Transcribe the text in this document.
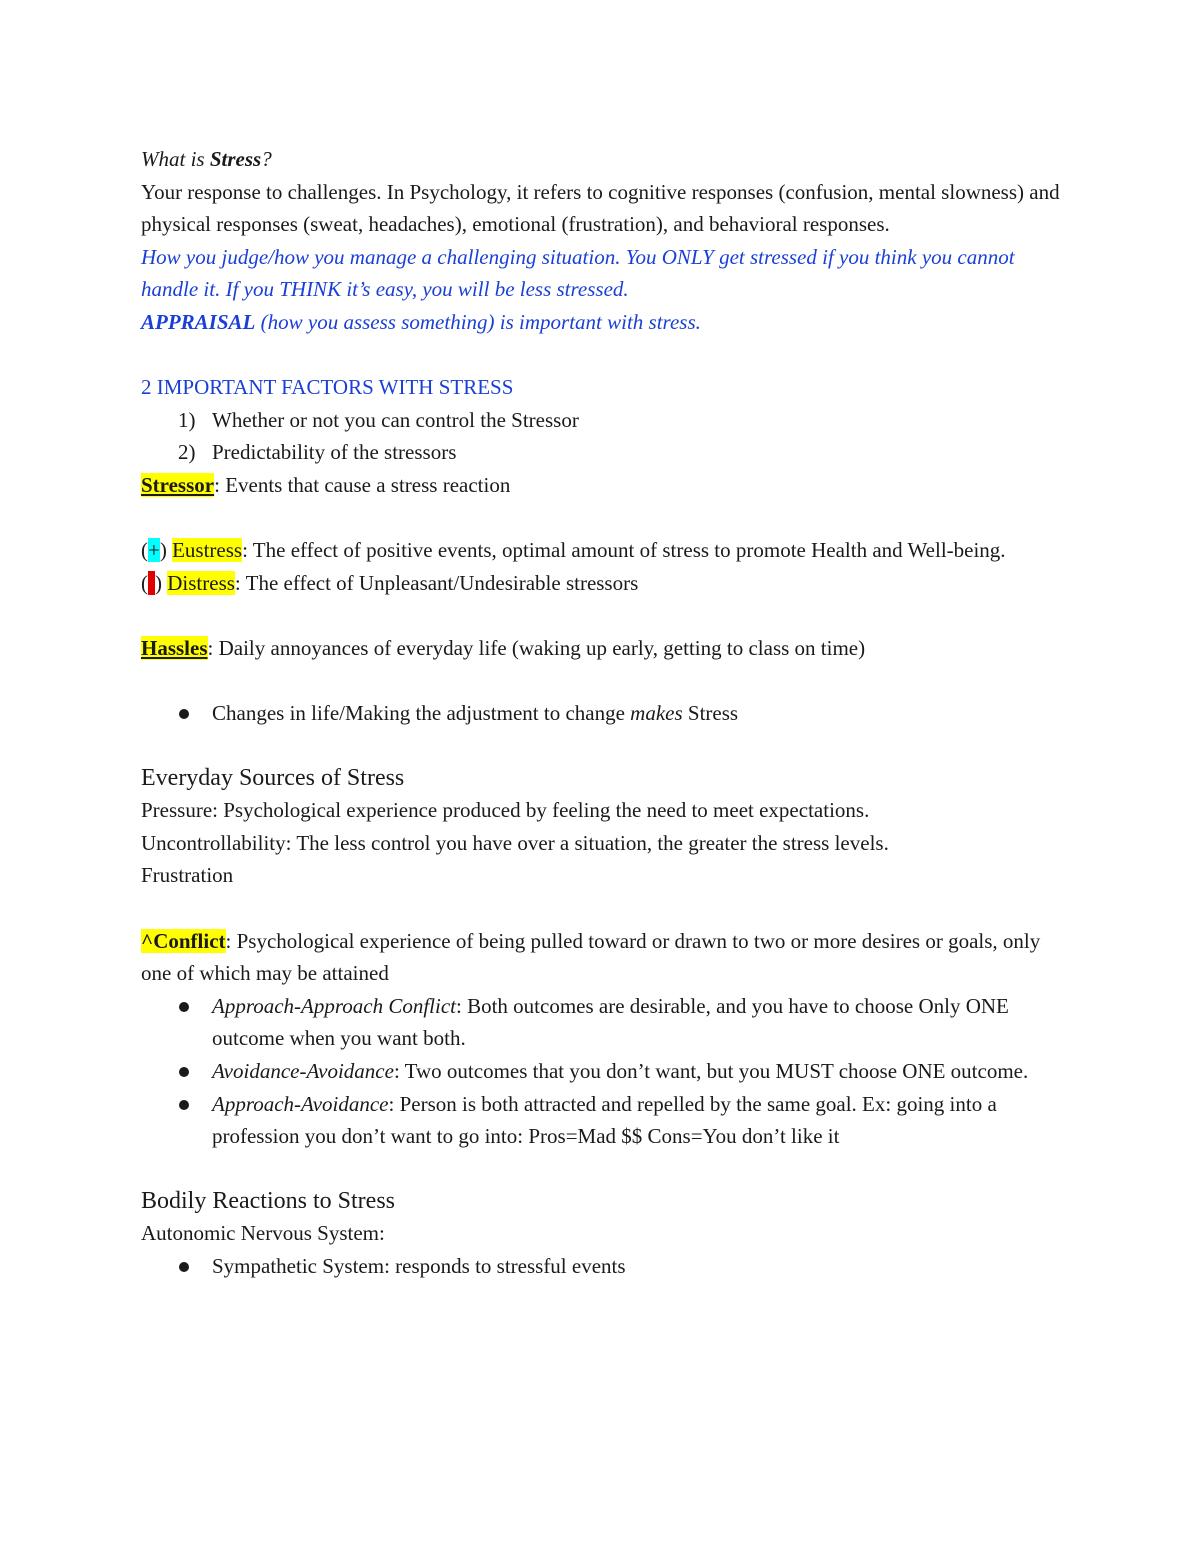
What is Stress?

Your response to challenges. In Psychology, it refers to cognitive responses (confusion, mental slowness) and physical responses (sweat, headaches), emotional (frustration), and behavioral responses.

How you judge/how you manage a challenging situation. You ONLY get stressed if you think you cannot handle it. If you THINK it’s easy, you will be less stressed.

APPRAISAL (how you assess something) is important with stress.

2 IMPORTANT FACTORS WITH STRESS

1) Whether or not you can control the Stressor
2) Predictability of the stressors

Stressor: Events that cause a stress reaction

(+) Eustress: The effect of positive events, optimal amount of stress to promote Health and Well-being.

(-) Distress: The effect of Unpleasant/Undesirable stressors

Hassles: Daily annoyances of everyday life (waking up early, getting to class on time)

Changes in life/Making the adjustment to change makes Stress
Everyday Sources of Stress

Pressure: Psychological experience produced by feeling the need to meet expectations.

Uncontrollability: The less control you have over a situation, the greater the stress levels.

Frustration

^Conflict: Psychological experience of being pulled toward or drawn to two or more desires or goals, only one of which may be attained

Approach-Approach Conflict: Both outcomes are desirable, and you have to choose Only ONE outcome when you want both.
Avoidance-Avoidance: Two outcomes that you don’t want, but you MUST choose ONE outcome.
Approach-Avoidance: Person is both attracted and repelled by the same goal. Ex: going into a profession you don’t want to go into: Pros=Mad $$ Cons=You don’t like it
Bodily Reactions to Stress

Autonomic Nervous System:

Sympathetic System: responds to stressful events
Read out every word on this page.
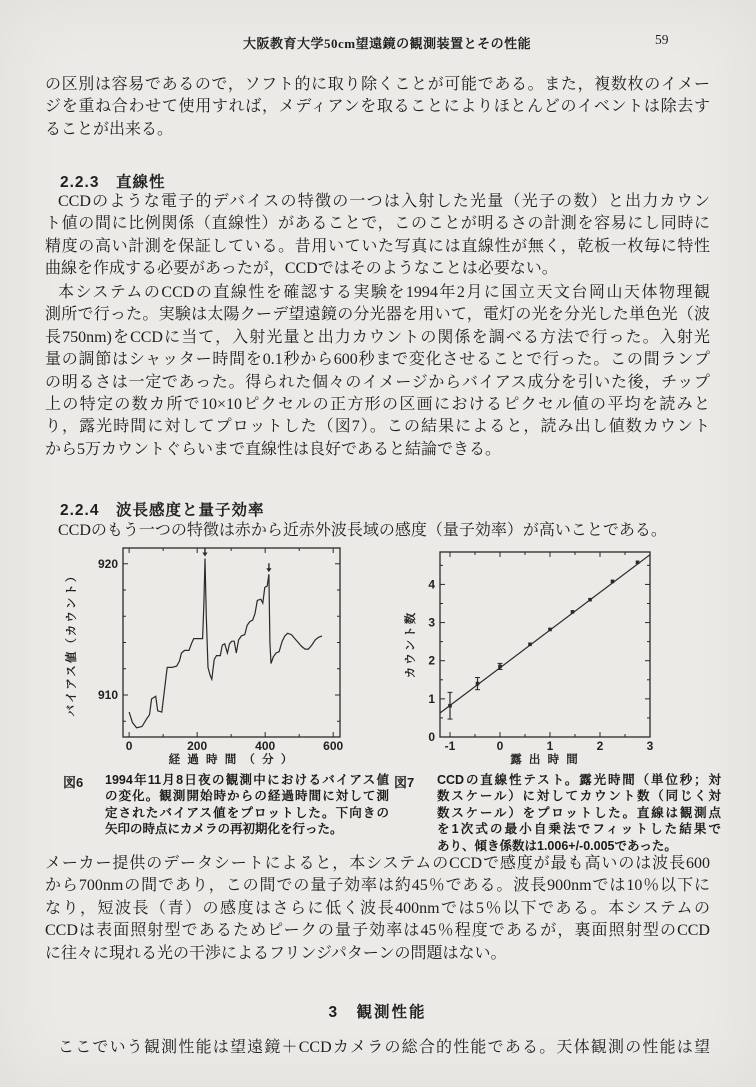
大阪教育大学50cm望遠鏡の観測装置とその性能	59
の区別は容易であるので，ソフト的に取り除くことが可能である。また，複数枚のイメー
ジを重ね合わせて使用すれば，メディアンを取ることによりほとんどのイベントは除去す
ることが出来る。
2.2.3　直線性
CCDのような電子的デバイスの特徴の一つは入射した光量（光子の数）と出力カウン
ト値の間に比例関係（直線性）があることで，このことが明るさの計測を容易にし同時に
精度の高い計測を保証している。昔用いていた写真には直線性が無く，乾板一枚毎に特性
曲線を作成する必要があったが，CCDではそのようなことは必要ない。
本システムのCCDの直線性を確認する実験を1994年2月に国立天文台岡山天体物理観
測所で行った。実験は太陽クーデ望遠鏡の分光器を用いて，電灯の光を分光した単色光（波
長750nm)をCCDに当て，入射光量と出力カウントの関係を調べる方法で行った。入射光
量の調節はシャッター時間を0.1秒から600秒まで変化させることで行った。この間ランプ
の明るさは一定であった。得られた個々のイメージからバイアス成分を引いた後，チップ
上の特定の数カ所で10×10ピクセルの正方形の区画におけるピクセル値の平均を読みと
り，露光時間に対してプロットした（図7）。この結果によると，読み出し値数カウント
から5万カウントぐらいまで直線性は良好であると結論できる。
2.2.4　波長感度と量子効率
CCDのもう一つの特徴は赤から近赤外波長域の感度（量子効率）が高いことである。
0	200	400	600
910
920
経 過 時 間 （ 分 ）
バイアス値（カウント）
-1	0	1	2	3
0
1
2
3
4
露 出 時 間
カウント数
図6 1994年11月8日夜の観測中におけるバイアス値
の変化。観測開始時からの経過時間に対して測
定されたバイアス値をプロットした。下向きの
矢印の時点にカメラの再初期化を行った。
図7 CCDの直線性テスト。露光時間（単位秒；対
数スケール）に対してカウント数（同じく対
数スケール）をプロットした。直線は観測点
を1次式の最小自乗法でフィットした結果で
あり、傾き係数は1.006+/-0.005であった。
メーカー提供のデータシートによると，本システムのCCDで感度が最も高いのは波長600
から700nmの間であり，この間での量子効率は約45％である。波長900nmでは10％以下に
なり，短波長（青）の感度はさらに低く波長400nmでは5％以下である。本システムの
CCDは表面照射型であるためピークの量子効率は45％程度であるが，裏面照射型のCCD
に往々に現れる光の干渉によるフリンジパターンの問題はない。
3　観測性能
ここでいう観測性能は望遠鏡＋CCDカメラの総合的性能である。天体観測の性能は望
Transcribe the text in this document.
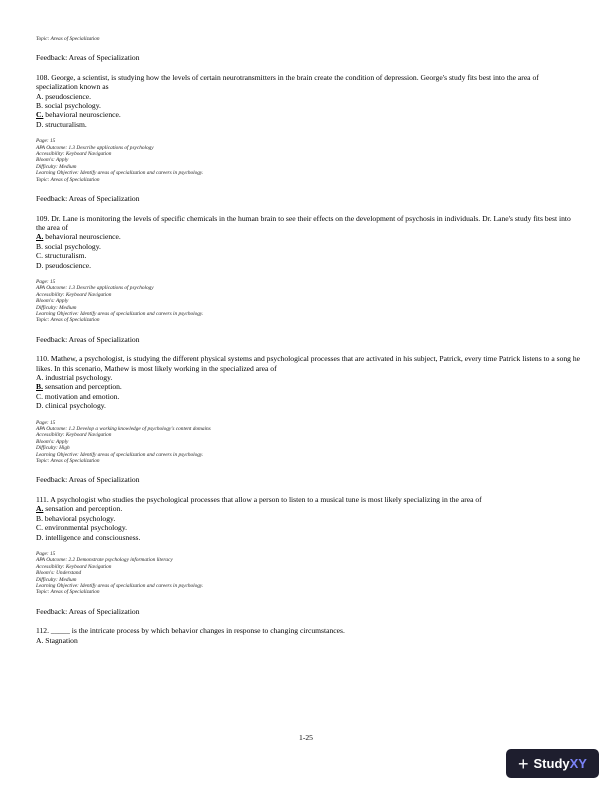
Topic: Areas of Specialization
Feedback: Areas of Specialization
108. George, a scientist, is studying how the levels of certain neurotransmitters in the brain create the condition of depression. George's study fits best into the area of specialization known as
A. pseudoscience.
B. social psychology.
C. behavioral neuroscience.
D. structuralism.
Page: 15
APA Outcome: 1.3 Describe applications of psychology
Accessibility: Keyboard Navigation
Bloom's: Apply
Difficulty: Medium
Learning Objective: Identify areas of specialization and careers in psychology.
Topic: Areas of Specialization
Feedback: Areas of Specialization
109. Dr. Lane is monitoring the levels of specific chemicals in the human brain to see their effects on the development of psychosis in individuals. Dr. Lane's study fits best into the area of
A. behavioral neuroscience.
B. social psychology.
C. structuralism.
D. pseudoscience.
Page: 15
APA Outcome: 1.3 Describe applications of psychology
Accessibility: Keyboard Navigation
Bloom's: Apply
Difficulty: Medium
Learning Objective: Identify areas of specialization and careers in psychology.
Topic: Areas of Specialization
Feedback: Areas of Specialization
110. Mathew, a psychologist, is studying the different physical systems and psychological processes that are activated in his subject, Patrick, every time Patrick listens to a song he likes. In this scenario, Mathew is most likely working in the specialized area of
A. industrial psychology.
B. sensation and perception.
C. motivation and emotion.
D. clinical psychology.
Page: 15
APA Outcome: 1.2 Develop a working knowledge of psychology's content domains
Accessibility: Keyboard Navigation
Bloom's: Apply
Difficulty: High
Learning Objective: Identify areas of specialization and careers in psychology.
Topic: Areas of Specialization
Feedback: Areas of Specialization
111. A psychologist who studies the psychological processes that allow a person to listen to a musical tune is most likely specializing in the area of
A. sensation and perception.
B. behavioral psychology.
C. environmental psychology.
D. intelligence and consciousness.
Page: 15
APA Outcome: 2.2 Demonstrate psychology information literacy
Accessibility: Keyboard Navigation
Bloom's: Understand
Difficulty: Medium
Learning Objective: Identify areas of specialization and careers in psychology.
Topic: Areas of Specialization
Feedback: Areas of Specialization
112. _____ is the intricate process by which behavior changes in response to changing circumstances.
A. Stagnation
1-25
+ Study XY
^^^^
Omit the pictures. Transcribe every record exactly.

Transcribe the text in this document.
What is Stress?

Your response to challenges. In Psychology, it refers to cognitive responses (confusion, mental slowness) and physical responses (sweat, headaches), emotional (frustration), and behavioral responses.

How you judge/how you manage a challenging situation. You ONLY get stressed if you think you cannot handle it. If you THINK it’s easy, you will be less stressed.

APPRAISAL (how you assess something) is important with stress.

2 IMPORTANT FACTORS WITH STRESS

1) Whether or not you can control the Stressor
2) Predictability of the stressors

Stressor: Events that cause a stress reaction

(+) Eustress: The effect of positive events, optimal amount of stress to promote Health and Well-being.

(-) Distress: The effect of Unpleasant/Undesirable stressors

Hassles: Daily annoyances of everyday life (waking up early, getting to class on time)

Changes in life/Making the adjustment to change makes Stress
Everyday Sources of Stress

Pressure: Psychological experience produced by feeling the need to meet expectations.

Uncontrollability: The less control you have over a situation, the greater the stress levels.

Frustration

^Conflict: Psychological experience of being pulled toward or drawn to two or more desires or goals, only one of which may be attained

Approach-Approach Conflict: Both outcomes are desirable, and you have to choose Only ONE outcome when you want both.
Avoidance-Avoidance: Two outcomes that you don’t want, but you MUST choose ONE outcome.
Approach-Avoidance: Person is both attracted and repelled by the same goal. Ex: going into a profession you don’t want to go into: Pros=Mad $$ Cons=You don’t like it
Bodily Reactions to Stress

Autonomic Nervous System:

Sympathetic System: responds to stressful events
Read out every word on this page.
大阪教育大学50cm望遠鏡の観測装置とその性能	59
の区別は容易であるので，ソフト的に取り除くことが可能である。また，複数枚のイメー
ジを重ね合わせて使用すれば，メディアンを取ることによりほとんどのイベントは除去す
ることが出来る。
2.2.3　直線性
CCDのような電子的デバイスの特徴の一つは入射した光量（光子の数）と出力カウン
ト値の間に比例関係（直線性）があることで，このことが明るさの計測を容易にし同時に
精度の高い計測を保証している。昔用いていた写真には直線性が無く，乾板一枚毎に特性
曲線を作成する必要があったが，CCDではそのようなことは必要ない。
本システムのCCDの直線性を確認する実験を1994年2月に国立天文台岡山天体物理観
測所で行った。実験は太陽クーデ望遠鏡の分光器を用いて，電灯の光を分光した単色光（波
長750nm)をCCDに当て，入射光量と出力カウントの関係を調べる方法で行った。入射光
量の調節はシャッター時間を0.1秒から600秒まで変化させることで行った。この間ランプ
の明るさは一定であった。得られた個々のイメージからバイアス成分を引いた後，チップ
上の特定の数カ所で10×10ピクセルの正方形の区画におけるピクセル値の平均を読みと
り，露光時間に対してプロットした（図7）。この結果によると，読み出し値数カウント
から5万カウントぐらいまで直線性は良好であると結論できる。
2.2.4　波長感度と量子効率
CCDのもう一つの特徴は赤から近赤外波長域の感度（量子効率）が高いことである。
0	200	400	600
910
920
経 過 時 間 （ 分 ）
バイアス値（カウント）
-1	0	1	2	3
0
1
2
3
4
露 出 時 間
カウント数
図6 1994年11月8日夜の観測中におけるバイアス値
の変化。観測開始時からの経過時間に対して測
定されたバイアス値をプロットした。下向きの
矢印の時点にカメラの再初期化を行った。
図7 CCDの直線性テスト。露光時間（単位秒；対
数スケール）に対してカウント数（同じく対
数スケール）をプロットした。直線は観測点
を1次式の最小自乗法でフィットした結果で
あり、傾き係数は1.006+/-0.005であった。
メーカー提供のデータシートによると，本システムのCCDで感度が最も高いのは波長600
から700nmの間であり，この間での量子効率は約45％である。波長900nmでは10％以下に
なり，短波長（青）の感度はさらに低く波長400nmでは5％以下である。本システムの
CCDは表面照射型であるためピークの量子効率は45％程度であるが，裏面照射型のCCD
に往々に現れる光の干渉によるフリンジパターンの問題はない。
3　観測性能
ここでいう観測性能は望遠鏡＋CCDカメラの総合的性能である。天体観測の性能は望
Transcribe the text in this document.
Topic: Areas of Specialization
Feedback: Areas of Specialization
108. George, a scientist, is studying how the levels of certain neurotransmitters in the brain create the condition of depression. George's study fits best into the area of specialization known as
A. pseudoscience.
B. social psychology.
C. behavioral neuroscience.
D. structuralism.
Page: 15
APA Outcome: 1.3 Describe applications of psychology
Accessibility: Keyboard Navigation
Bloom's: Apply
Difficulty: Medium
Learning Objective: Identify areas of specialization and careers in psychology.
Topic: Areas of Specialization
Feedback: Areas of Specialization
109. Dr. Lane is monitoring the levels of specific chemicals in the human brain to see their effects on the development of psychosis in individuals. Dr. Lane's study fits best into the area of
A. behavioral neuroscience.
B. social psychology.
C. structuralism.
D. pseudoscience.
Page: 15
APA Outcome: 1.3 Describe applications of psychology
Accessibility: Keyboard Navigation
Bloom's: Apply
Difficulty: Medium
Learning Objective: Identify areas of specialization and careers in psychology.
Topic: Areas of Specialization
Feedback: Areas of Specialization
110. Mathew, a psychologist, is studying the different physical systems and psychological processes that are activated in his subject, Patrick, every time Patrick listens to a song he likes. In this scenario, Mathew is most likely working in the specialized area of
A. industrial psychology.
B. sensation and perception.
C. motivation and emotion.
D. clinical psychology.
Page: 15
APA Outcome: 1.2 Develop a working knowledge of psychology's content domains
Accessibility: Keyboard Navigation
Bloom's: Apply
Difficulty: High
Learning Objective: Identify areas of specialization and careers in psychology.
Topic: Areas of Specialization
Feedback: Areas of Specialization
111. A psychologist who studies the psychological processes that allow a person to listen to a musical tune is most likely specializing in the area of
A. sensation and perception.
B. behavioral psychology.
C. environmental psychology.
D. intelligence and consciousness.
Page: 15
APA Outcome: 2.2 Demonstrate psychology information literacy
Accessibility: Keyboard Navigation
Bloom's: Understand
Difficulty: Medium
Learning Objective: Identify areas of specialization and careers in psychology.
Topic: Areas of Specialization
Feedback: Areas of Specialization
112. _____ is the intricate process by which behavior changes in response to changing circumstances.
A. Stagnation
1-25
+ Study XY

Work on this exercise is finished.